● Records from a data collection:

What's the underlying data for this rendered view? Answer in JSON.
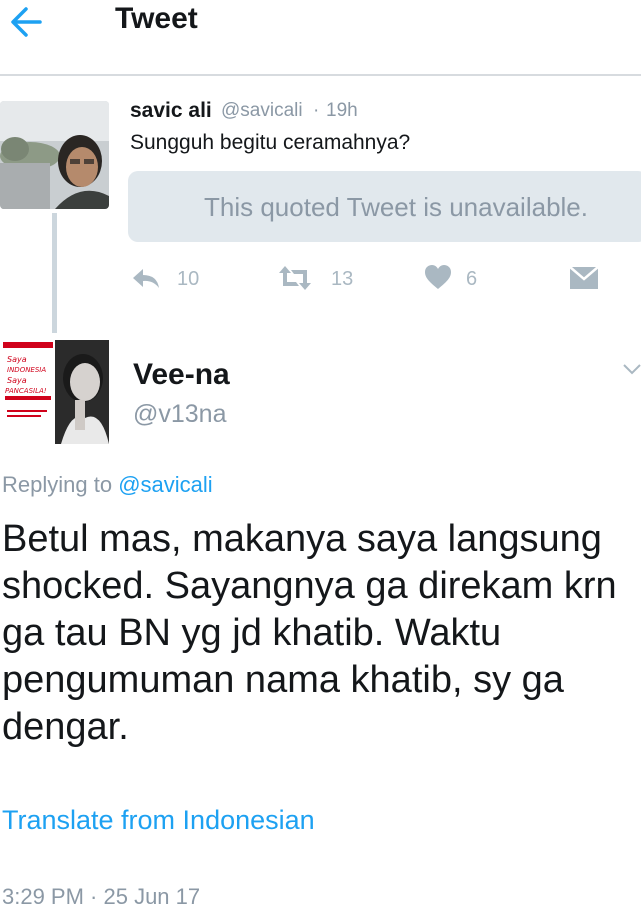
{
  "header": {
    "title": "Tweet"
  },
  "parent_tweet": {
    "name": "savic ali",
    "handle": "@savicali",
    "separator": "·",
    "time": "19h",
    "text": "Sungguh begitu ceramahnya?",
    "quoted_unavailable": "This quoted Tweet is unavailable.",
    "actions": {
      "reply_count": "10",
      "retweet_count": "13",
      "like_count": "6"
    }
  },
  "main_tweet": {
    "name": "Vee-na",
    "handle": "@v13na",
    "replying_prefix": "Replying to ",
    "replying_to": "@savicali",
    "text": "Betul mas, makanya saya langsung shocked. Sayangnya ga direkam krn ga tau BN yg jd khatib. Waktu pengumuman nama khatib, sy ga dengar.",
    "translate": "Translate from Indonesian",
    "timestamp": "3:29 PM · 25 Jun 17"
  },
  "colors": {
    "accent": "#1da1f2",
    "muted": "#8b98a5",
    "icon_gray": "#aab8c2",
    "quote_bg": "#e1e8ed",
    "text": "#14171a"
  },
  "icons": [
    "back-arrow-icon",
    "reply-icon",
    "retweet-icon",
    "like-icon",
    "direct-message-icon",
    "chevron-down-icon"
  ]
}
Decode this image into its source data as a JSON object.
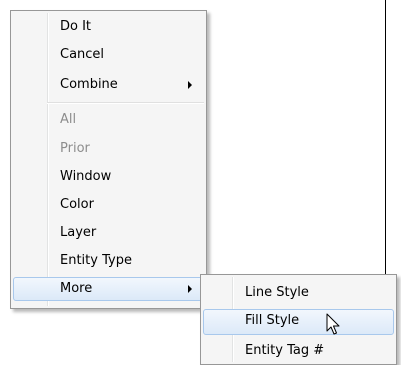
{
  "context_menu": {
    "items": [
      {
        "label": "Do It"
      },
      {
        "label": "Cancel"
      },
      {
        "label": "Combine"
      },
      {
        "label": "All"
      },
      {
        "label": "Prior"
      },
      {
        "label": "Window"
      },
      {
        "label": "Color"
      },
      {
        "label": "Layer"
      },
      {
        "label": "Entity Type"
      },
      {
        "label": "More"
      }
    ]
  },
  "submenu": {
    "items": [
      {
        "label": "Line Style"
      },
      {
        "label": "Fill Style"
      },
      {
        "label": "Entity Tag #"
      }
    ]
  },
  "colors": {
    "menu_background": "#f5f5f5",
    "menu_border": "#979797",
    "highlight_border": "#a8c8ec",
    "disabled_text": "#8d8d8d"
  },
  "icons": [
    "submenu-arrow-icon",
    "mouse-pointer-icon"
  ]
}
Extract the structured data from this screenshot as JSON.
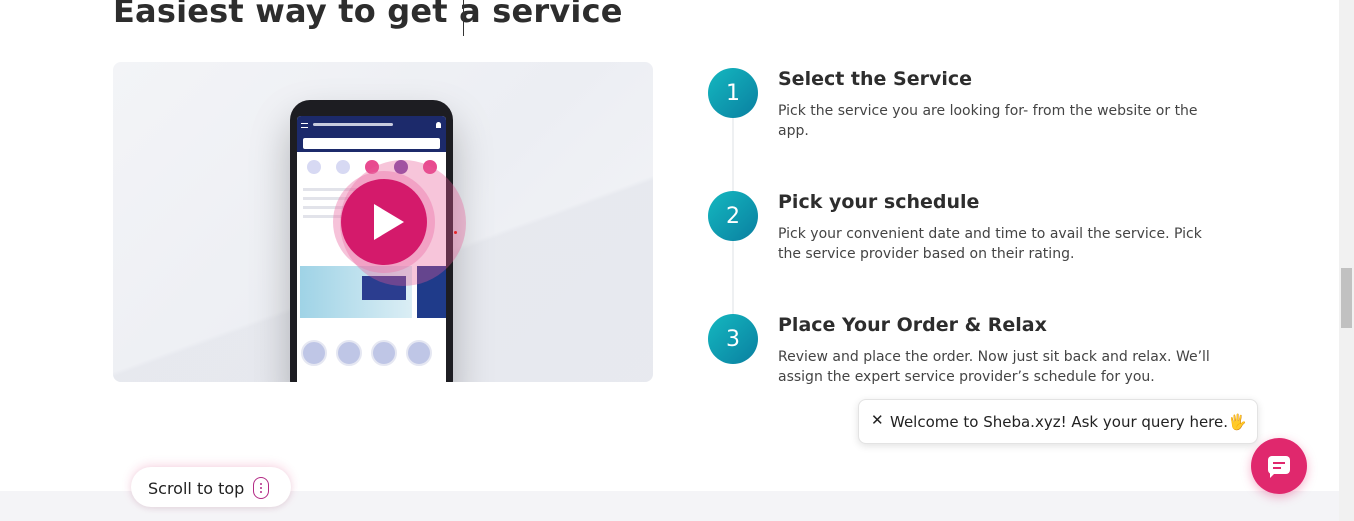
{
  "section": {
    "heading": "Easiest way to get a service"
  },
  "video": {
    "play_icon": "play-icon"
  },
  "steps": [
    {
      "number": "1",
      "title": "Select the Service",
      "description": "Pick the service you are looking for- from the website or the app."
    },
    {
      "number": "2",
      "title": "Pick your schedule",
      "description": "Pick your convenient date and time to avail the service. Pick the service provider based on their rating."
    },
    {
      "number": "3",
      "title": "Place Your Order & Relax",
      "description": "Review and place the order. Now just sit back and relax. We’ll assign the expert service provider’s schedule for you."
    }
  ],
  "chat": {
    "close_icon": "close-icon",
    "message": "Welcome to Sheba.xyz! Ask your query here.🖐",
    "fab_icon": "chat-icon"
  },
  "scroll_top": {
    "label": "Scroll to top",
    "icon": "scroll-icon"
  },
  "colors": {
    "accent": "#e0286d",
    "step_teal": "#0a8fa8",
    "footer": "#f4f4f7"
  }
}
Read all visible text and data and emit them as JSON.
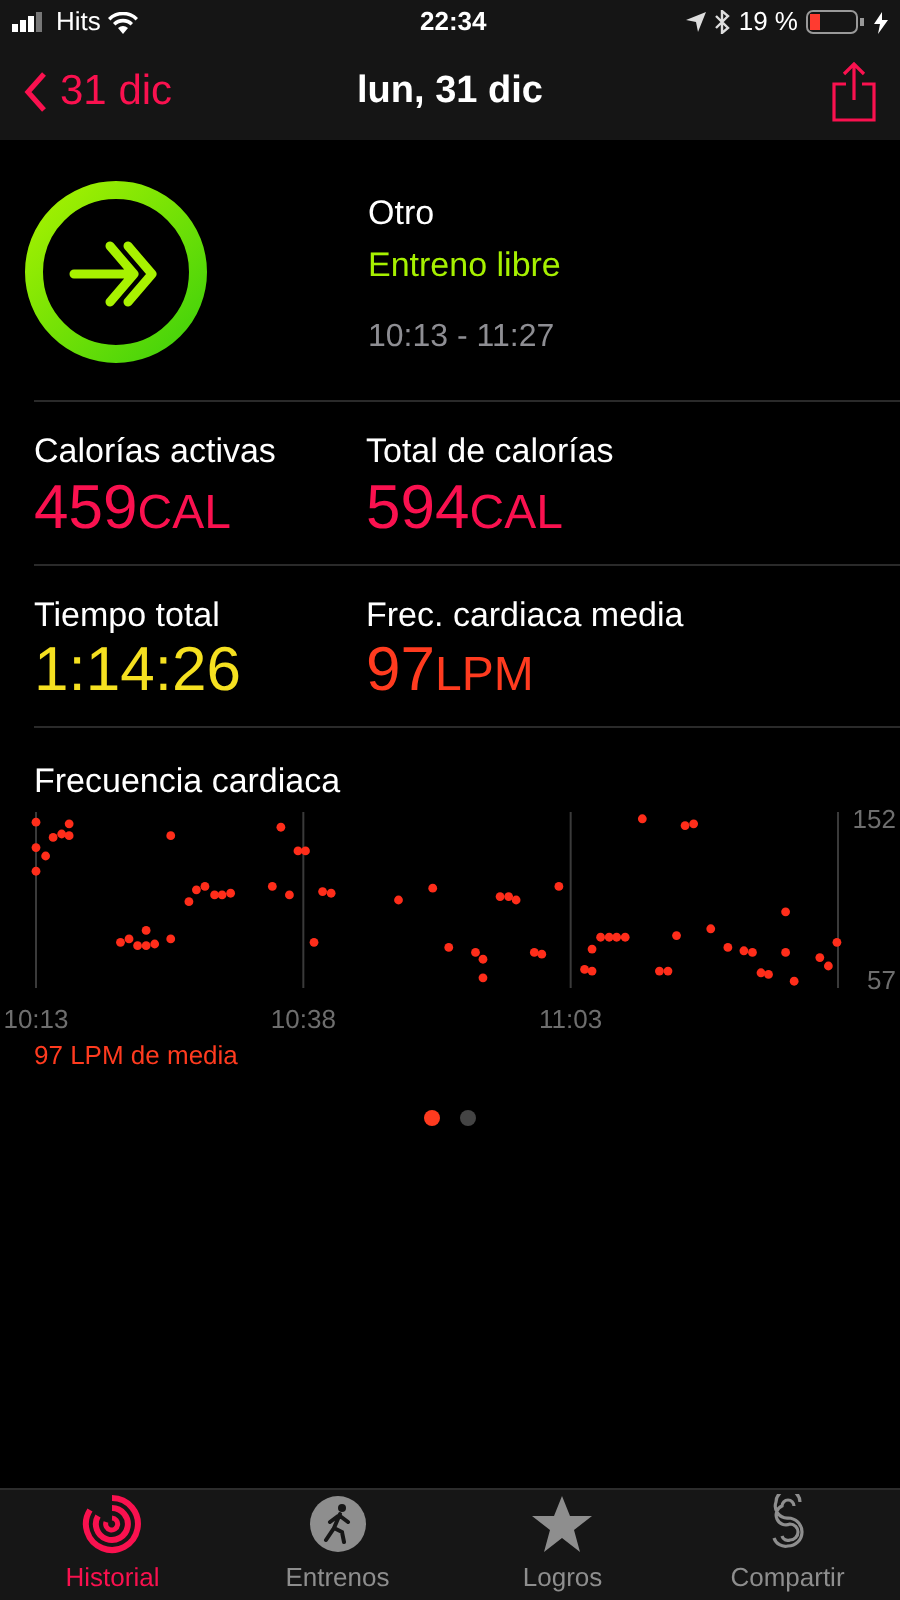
{
  "status_bar": {
    "carrier": "Hits",
    "time": "22:34",
    "battery": "19 %"
  },
  "nav": {
    "back": "31 dic",
    "title": "lun, 31 dic"
  },
  "workout": {
    "type": "Otro",
    "name": "Entreno libre",
    "time_range": "10:13 - 11:27"
  },
  "metrics": [
    {
      "label": "Calorías activas",
      "value": "459",
      "unit": "CAL",
      "color": "#fa114f"
    },
    {
      "label": "Total de calorías",
      "value": "594",
      "unit": "CAL",
      "color": "#fa114f"
    },
    {
      "label": "Tiempo total",
      "value": "1:14:26",
      "color": "#f5e020"
    },
    {
      "label": "Frec. cardiaca media",
      "value": "97",
      "unit": "LPM",
      "color": "#ff3b1f"
    }
  ],
  "heart_rate": {
    "title": "Frecuencia cardiaca",
    "average": "97 LPM de media",
    "chart_data": {
      "type": "scatter",
      "xlim": [
        613,
        688
      ],
      "ylim": [
        52,
        156
      ],
      "xticks": [
        {
          "value": 613,
          "label": "10:13"
        },
        {
          "value": 638,
          "label": "10:38"
        },
        {
          "value": 663,
          "label": "11:03"
        }
      ],
      "yticks": [
        57,
        152
      ],
      "series": [
        {
          "color": "#ff2d1a",
          "x": [
            613,
            613,
            613.9,
            613,
            614.6,
            615.4,
            616.1,
            616.1,
            620.9,
            621.7,
            622.5,
            623.3,
            623.3,
            624.1,
            625.6,
            625.6,
            627.3,
            628,
            628.8,
            629.7,
            630.4,
            631.2,
            635.1,
            635.9,
            636.7,
            637.5,
            638.2,
            639,
            639.8,
            640.6,
            646.9,
            650.1,
            651.6,
            654.1,
            654.8,
            654.8,
            656.4,
            657.2,
            657.9,
            659.6,
            660.3,
            661.9,
            664.3,
            665,
            665,
            665.8,
            666.6,
            667.3,
            668.1,
            669.7,
            671.3,
            672.1,
            672.9,
            673.7,
            674.5,
            676.1,
            677.7,
            679.2,
            680,
            680.8,
            681.5,
            683.1,
            683.1,
            683.9,
            686.3,
            687.1,
            687.9
          ],
          "values": [
            150,
            135,
            130,
            121,
            141,
            143,
            149,
            142,
            79,
            81,
            77,
            86,
            77,
            78,
            142,
            81,
            103,
            110,
            112,
            107,
            107,
            108,
            112,
            147,
            107,
            133,
            133,
            79,
            109,
            108,
            104,
            111,
            76,
            73,
            69,
            58,
            106,
            106,
            104,
            73,
            72,
            112,
            63,
            62,
            75,
            82,
            82,
            82,
            82,
            152,
            62,
            62,
            83,
            148,
            149,
            87,
            76,
            74,
            73,
            61,
            60,
            97,
            73,
            56,
            70,
            65,
            79
          ]
        }
      ]
    }
  },
  "pages": [
    {
      "selected": true
    },
    {
      "selected": false
    }
  ],
  "tabs": [
    {
      "label": "Historial",
      "kind": "rings",
      "selected": true
    },
    {
      "label": "Entrenos",
      "kind": "runner",
      "selected": false
    },
    {
      "label": "Logros",
      "kind": "star",
      "selected": false
    },
    {
      "label": "Compartir",
      "kind": "share",
      "selected": false
    }
  ]
}
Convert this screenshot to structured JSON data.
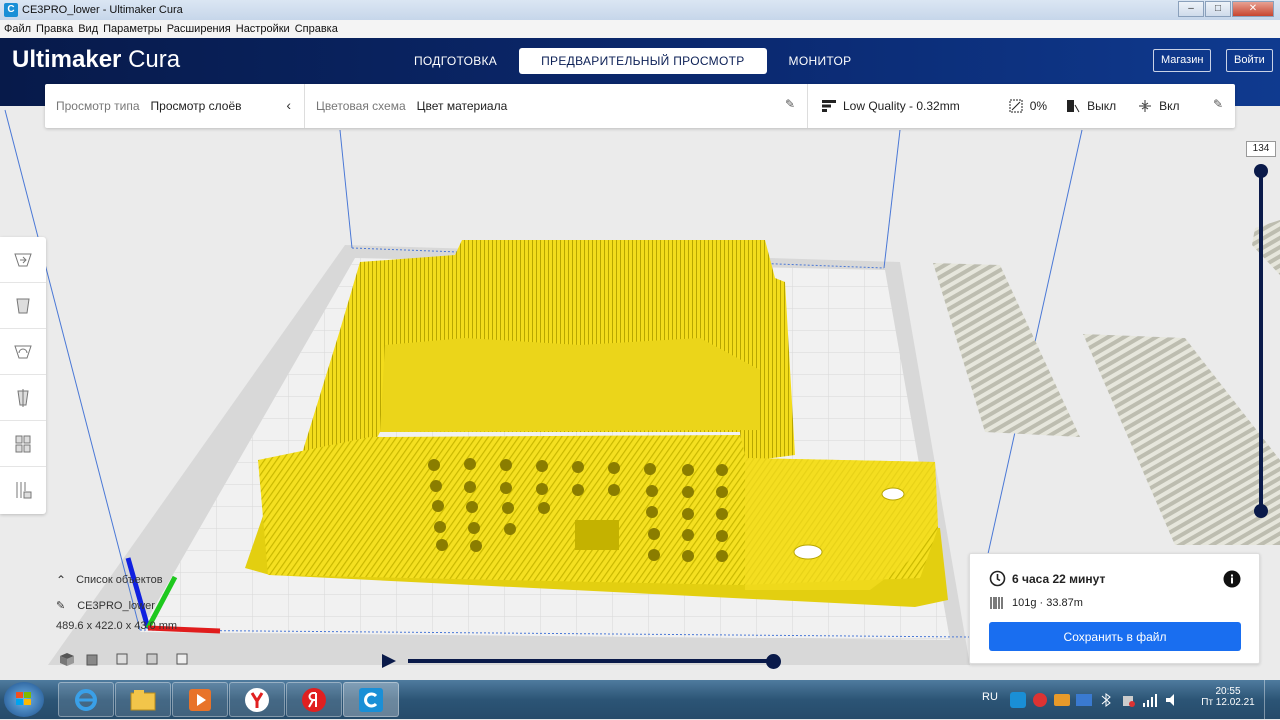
{
  "window": {
    "title": "CE3PRO_lower - Ultimaker Cura",
    "minimize": "–",
    "maximize": "□",
    "close": "✕"
  },
  "menu": [
    "Файл",
    "Правка",
    "Вид",
    "Параметры",
    "Расширения",
    "Настройки",
    "Справка"
  ],
  "header": {
    "logo_main": "Ultimaker",
    "logo_sub": "Cura",
    "stages": [
      "ПОДГОТОВКА",
      "ПРЕДВАРИТЕЛЬНЫЙ ПРОСМОТР",
      "МОНИТОР"
    ],
    "active_stage": "ПРЕДВАРИТЕЛЬНЫЙ ПРОСМОТР",
    "marketplace": "Магазин",
    "signin": "Войти"
  },
  "view_bar": {
    "view_type_label": "Просмотр типа",
    "view_type_value": "Просмотр слоёв",
    "color_scheme_label": "Цветовая схема",
    "color_scheme_value": "Цвет материала",
    "profile": "Low Quality - 0.32mm",
    "infill": "0%",
    "support": "Выкл",
    "adhesion": "Вкл"
  },
  "layer_view": {
    "current_layer": "134"
  },
  "objects": {
    "list_label": "Список объектов",
    "object_name": "CE3PRO_lower",
    "dimensions": "489.6 x 422.0 x 43.0 mm"
  },
  "print_info": {
    "time": "6 часа 22 минут",
    "material": "101g · 33.87m",
    "save_button": "Сохранить в файл"
  },
  "tray": {
    "lang": "RU",
    "time": "20:55",
    "date": "Пт 12.02.21"
  },
  "colors": {
    "header_dark": "#071a4a",
    "accent_blue": "#196ef0",
    "model_yellow": "#f5e020"
  }
}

● Exercise:
Pick out, from the lines above, every one that contains the string "media".

● Solution below:
      "label": "Frec. cardiaca media",
    "average": "97 LPM de media",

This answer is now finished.